***** Stored rows *****

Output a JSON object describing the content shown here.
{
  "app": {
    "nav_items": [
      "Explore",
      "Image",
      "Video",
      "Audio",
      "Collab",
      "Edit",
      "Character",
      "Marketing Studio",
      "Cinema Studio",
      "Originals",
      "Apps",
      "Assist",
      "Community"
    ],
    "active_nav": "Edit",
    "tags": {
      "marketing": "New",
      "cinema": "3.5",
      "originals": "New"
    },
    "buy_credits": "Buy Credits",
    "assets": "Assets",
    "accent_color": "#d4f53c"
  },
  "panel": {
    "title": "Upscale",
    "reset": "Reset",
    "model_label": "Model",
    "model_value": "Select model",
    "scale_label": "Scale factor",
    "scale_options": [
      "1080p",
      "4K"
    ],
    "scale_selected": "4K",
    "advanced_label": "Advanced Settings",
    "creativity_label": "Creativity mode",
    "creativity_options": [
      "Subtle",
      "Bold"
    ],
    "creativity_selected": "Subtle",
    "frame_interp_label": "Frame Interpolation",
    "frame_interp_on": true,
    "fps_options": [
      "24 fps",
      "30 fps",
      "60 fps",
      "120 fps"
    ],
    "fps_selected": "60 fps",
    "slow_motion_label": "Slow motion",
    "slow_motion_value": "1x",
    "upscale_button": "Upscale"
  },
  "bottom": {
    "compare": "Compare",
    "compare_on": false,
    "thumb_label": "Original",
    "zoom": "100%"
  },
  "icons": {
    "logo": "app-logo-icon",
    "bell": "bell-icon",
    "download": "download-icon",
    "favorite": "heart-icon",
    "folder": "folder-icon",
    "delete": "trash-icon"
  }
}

*****

Reproduce the material verbatim, line by line.

** Response to this exercise **
Output a JSON object describing the content shown here.
{
  "app": {
    "nav_items": [
      "Explore",
      "Image",
      "Video",
      "Audio",
      "Collab",
      "Edit",
      "Character",
      "Marketing Studio",
      "Cinema Studio",
      "Originals",
      "Apps",
      "Assist",
      "Community"
    ],
    "active_nav": "Edit",
    "tags": {
      "marketing": "New",
      "cinema": "3.5",
      "originals": "New"
    },
    "buy_credits": "Buy Credits",
    "assets": "Assets",
    "accent_color": "#d4f53c"
  },
  "panel": {
    "title": "Upscale",
    "reset": "Reset",
    "model_label": "Model",
    "model_value": "Select model",
    "scale_label": "Scale factor",
    "scale_options": [
      "1080p",
      "4K"
    ],
    "scale_selected": "4K",
    "advanced_label": "Advanced Settings",
    "creativity_label": "Creativity mode",
    "creativity_options": [
      "Subtle",
      "Bold"
    ],
    "creativity_selected": "Subtle",
    "frame_interp_label": "Frame Interpolation",
    "frame_interp_on": true,
    "fps_options": [
      "24 fps",
      "30 fps",
      "60 fps",
      "120 fps"
    ],
    "fps_selected": "60 fps",
    "slow_motion_label": "Slow motion",
    "slow_motion_value": "1x",
    "upscale_button": "Upscale"
  },
  "bottom": {
    "compare": "Compare",
    "compare_on": false,
    "thumb_label": "Original",
    "zoom": "100%"
  },
  "icons": {
    "logo": "app-logo-icon",
    "bell": "bell-icon",
    "download": "download-icon",
    "favorite": "heart-icon",
    "folder": "folder-icon",
    "delete": "trash-icon"
  }
}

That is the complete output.